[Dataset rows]
** Start **

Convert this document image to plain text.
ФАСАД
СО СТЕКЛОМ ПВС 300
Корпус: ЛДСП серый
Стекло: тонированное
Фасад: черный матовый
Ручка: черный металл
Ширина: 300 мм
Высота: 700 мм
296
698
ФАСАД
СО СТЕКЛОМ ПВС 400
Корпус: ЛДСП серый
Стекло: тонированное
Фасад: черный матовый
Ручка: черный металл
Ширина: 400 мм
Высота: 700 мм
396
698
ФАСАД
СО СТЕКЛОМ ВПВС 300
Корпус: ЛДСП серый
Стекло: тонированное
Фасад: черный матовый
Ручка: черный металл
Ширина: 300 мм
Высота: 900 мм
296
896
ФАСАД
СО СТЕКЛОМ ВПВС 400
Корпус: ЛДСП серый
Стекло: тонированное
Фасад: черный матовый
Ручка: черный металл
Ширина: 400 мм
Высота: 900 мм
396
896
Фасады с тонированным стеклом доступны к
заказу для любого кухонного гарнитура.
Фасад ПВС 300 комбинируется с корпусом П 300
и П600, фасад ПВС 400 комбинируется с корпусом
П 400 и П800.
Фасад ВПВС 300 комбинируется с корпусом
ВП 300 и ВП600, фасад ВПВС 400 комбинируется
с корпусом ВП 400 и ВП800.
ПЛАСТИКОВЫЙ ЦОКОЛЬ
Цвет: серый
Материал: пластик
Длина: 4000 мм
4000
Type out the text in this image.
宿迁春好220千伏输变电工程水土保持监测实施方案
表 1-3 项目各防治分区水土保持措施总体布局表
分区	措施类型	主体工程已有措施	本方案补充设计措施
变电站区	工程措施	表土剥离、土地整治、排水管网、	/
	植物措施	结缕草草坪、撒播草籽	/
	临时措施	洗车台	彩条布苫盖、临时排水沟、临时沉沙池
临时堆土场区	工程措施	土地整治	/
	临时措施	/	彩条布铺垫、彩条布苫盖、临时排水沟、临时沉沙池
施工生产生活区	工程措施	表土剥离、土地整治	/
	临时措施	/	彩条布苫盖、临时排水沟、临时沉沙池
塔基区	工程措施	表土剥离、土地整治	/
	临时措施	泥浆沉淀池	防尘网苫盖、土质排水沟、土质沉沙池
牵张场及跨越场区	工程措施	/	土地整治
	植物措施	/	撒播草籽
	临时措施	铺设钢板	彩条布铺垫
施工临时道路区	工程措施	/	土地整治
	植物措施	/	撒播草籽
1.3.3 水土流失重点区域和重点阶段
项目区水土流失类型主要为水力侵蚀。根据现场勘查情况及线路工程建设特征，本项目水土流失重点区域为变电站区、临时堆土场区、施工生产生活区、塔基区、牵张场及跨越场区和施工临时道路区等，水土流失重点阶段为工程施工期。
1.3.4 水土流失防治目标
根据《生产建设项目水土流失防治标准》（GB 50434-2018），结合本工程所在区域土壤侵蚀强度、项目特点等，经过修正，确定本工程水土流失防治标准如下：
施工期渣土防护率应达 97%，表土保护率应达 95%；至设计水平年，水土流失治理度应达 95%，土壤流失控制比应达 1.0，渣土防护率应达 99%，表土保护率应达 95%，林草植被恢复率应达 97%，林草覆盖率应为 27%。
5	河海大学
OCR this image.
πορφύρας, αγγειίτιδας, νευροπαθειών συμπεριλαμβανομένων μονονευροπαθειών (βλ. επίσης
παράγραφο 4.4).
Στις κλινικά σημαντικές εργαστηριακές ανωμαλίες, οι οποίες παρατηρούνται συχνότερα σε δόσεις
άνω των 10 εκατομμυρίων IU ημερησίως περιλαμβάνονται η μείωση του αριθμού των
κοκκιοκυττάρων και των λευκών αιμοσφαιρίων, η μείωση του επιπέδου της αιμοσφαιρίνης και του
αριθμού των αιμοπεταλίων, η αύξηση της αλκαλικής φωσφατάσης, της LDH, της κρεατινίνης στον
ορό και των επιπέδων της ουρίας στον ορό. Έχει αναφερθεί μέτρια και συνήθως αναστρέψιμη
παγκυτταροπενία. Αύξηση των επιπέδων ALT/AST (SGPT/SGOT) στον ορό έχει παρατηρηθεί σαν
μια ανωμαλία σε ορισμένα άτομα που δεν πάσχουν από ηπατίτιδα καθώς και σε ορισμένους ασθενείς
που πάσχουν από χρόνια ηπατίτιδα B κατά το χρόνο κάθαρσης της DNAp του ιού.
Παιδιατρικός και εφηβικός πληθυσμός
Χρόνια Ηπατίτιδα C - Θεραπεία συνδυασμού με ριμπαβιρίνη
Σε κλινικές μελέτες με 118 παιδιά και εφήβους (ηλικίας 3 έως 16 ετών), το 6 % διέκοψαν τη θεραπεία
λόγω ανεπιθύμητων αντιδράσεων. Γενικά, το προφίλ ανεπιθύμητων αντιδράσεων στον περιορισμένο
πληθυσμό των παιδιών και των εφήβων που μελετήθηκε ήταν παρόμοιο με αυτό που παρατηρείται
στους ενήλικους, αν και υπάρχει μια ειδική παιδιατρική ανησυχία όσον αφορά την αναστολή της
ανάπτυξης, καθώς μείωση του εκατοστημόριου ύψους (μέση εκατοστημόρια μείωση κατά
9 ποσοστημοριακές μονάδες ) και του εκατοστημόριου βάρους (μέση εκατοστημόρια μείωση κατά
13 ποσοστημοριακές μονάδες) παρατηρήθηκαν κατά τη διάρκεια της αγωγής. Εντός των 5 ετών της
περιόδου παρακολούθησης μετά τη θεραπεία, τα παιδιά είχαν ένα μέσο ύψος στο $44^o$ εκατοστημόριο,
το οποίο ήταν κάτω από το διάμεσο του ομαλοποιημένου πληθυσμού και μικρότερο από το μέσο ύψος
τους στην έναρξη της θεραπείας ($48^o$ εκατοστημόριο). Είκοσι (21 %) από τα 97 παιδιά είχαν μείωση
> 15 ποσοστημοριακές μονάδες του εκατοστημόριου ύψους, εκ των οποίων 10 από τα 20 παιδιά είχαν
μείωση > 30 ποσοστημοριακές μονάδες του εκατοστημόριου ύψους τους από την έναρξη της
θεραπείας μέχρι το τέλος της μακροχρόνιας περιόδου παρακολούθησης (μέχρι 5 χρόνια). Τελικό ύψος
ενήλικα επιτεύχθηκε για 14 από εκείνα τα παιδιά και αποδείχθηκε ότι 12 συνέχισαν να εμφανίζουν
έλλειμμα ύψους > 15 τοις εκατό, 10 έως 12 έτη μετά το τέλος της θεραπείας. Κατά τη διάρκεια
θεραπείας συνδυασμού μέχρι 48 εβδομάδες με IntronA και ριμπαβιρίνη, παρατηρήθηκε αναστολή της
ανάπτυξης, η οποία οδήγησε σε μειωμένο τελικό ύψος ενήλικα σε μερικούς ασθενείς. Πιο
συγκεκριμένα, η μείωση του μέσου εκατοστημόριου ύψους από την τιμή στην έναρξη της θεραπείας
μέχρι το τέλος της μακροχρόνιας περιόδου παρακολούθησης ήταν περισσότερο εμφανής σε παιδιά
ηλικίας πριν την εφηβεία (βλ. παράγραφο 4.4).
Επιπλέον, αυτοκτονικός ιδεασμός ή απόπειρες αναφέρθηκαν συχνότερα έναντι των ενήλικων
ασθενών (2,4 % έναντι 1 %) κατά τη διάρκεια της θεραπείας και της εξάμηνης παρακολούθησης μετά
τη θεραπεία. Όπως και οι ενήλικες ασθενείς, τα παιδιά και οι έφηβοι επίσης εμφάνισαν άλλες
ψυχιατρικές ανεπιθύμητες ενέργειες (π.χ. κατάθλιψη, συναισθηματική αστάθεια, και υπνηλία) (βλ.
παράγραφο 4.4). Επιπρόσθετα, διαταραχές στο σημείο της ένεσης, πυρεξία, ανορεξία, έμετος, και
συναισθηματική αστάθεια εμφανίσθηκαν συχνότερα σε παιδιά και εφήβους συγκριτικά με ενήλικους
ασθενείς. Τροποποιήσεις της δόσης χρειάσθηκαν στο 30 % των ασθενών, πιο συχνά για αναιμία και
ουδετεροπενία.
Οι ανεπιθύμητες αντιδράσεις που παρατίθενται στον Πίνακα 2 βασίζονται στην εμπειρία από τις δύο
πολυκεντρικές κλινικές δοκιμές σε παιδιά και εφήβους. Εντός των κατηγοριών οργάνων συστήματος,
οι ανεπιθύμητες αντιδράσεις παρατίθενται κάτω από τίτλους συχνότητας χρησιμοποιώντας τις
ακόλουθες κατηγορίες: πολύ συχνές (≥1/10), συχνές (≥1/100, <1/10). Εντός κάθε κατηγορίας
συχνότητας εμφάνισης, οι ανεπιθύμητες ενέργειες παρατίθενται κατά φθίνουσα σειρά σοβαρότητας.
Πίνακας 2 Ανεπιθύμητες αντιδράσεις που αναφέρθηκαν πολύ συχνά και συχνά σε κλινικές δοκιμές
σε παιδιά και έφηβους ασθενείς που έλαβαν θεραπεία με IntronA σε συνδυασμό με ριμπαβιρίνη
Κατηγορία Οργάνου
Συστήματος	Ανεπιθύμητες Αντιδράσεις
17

** End **

- DO THIS:
Looking at the records above, tally the lines holding "ηλικίας" and reply with that number only.

- ANSWER FOR THE TASK:
2